Below are some entries. Copy each line that holds the string "Franciaország".

• _GIVEN DATA_

+-------+

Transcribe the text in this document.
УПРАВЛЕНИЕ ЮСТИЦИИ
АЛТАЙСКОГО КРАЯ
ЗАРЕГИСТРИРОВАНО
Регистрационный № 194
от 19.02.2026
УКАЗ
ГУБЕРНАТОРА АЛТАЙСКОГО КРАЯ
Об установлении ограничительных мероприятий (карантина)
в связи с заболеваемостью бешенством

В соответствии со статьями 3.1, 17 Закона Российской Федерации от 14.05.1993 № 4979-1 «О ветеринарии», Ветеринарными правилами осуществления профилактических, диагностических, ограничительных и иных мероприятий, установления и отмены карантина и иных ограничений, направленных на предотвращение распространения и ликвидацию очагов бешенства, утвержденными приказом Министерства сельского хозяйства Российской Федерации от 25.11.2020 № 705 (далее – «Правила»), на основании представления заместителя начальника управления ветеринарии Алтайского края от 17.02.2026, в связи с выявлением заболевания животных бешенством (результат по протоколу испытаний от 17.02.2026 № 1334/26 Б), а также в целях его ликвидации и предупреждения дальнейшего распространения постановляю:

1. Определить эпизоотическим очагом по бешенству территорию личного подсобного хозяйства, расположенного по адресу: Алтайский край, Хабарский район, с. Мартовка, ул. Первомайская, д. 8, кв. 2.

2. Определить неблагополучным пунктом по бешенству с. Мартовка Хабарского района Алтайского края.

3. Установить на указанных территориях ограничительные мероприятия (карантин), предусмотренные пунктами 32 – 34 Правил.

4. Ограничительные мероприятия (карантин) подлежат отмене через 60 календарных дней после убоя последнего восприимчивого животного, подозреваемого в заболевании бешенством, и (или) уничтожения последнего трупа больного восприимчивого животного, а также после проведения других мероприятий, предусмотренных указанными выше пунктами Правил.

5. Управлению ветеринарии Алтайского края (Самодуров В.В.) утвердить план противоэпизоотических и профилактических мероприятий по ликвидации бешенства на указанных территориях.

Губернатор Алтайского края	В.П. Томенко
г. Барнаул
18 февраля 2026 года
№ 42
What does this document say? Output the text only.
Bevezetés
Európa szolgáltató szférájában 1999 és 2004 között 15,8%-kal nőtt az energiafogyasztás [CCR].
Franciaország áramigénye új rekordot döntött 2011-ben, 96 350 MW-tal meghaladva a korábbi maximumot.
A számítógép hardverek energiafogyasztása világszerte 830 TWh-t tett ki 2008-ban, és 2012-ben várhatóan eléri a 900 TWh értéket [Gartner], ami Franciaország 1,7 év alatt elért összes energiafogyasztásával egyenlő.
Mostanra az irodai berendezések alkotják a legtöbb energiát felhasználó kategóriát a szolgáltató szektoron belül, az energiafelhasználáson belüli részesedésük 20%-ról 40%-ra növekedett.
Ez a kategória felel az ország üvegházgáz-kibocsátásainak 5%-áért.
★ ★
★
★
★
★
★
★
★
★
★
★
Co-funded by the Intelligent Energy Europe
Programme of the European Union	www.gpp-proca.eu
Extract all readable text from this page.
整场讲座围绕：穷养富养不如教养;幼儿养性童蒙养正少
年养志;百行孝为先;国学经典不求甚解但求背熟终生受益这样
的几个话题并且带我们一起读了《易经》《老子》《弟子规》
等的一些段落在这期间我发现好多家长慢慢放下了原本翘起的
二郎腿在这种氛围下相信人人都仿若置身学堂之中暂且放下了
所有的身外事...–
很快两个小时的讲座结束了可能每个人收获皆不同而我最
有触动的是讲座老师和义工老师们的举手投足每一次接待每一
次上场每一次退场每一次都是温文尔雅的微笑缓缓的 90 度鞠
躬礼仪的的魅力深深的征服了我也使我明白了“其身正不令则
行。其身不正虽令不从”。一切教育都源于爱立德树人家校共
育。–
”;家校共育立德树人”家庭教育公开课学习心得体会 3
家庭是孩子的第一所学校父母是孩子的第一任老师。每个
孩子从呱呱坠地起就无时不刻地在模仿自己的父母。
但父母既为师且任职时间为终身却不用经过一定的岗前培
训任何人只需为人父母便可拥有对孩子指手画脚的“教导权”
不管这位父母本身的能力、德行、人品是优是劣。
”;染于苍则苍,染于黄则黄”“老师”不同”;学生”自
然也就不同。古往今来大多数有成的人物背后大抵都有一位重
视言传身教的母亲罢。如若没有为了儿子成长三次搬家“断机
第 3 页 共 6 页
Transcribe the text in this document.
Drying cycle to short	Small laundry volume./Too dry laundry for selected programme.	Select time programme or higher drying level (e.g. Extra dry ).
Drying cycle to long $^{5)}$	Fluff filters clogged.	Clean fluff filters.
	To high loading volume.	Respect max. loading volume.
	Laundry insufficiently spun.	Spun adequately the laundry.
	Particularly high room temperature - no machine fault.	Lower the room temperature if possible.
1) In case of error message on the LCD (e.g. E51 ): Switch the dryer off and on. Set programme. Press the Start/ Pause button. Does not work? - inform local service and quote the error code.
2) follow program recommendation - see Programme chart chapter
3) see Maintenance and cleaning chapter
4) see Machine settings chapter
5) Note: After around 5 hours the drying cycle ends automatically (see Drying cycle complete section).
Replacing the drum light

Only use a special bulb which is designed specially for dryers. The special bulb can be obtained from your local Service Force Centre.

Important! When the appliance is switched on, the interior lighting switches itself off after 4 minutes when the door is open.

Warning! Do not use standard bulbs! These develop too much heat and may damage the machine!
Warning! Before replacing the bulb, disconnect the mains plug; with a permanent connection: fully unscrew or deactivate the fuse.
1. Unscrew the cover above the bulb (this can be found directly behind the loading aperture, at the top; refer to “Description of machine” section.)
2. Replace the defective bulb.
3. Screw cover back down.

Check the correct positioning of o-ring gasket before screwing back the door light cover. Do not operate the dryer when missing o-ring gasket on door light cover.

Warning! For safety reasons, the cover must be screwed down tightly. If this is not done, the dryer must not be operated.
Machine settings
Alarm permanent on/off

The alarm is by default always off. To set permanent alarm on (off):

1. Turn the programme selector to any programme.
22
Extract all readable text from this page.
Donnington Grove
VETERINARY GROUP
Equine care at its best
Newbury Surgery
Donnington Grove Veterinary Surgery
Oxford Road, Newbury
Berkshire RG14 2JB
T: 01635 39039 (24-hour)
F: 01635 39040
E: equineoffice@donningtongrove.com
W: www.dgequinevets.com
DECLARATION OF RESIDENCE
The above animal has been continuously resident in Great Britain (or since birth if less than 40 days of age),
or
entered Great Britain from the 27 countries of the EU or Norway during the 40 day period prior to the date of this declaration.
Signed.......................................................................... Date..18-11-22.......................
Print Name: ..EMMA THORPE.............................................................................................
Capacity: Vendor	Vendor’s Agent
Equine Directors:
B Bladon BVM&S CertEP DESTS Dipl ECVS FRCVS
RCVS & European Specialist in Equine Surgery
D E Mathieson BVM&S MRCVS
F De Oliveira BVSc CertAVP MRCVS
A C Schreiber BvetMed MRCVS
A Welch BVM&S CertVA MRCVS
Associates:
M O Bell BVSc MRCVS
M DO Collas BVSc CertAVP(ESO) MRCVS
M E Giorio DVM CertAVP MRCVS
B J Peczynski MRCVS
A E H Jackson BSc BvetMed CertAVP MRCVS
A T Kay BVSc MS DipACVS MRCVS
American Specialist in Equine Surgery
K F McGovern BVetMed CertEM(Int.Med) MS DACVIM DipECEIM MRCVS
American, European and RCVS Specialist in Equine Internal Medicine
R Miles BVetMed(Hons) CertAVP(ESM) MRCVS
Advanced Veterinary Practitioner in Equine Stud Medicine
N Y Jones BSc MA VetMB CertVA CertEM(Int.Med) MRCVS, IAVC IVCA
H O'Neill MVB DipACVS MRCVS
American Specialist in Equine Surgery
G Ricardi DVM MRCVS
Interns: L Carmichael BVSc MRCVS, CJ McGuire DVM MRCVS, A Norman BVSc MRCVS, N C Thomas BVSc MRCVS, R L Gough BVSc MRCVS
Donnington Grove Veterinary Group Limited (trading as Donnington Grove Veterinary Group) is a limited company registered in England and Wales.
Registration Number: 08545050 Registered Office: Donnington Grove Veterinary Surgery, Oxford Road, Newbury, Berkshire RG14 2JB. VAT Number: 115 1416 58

+-------+

• _RIGHT ANSWER_
Franciaország áramigénye új rekordot döntött 2011-ben, 96 350 MW-tal meghaladva a korábbi maximumot.
A számítógép hardverek energiafogyasztása világszerte 830 TWh-t tett ki 2008-ban, és 2012-ben várhatóan eléri a 900 TWh értéket [Gartner], ami Franciaország 1,7 év alatt elért összes energiafogyasztásával egyenlő.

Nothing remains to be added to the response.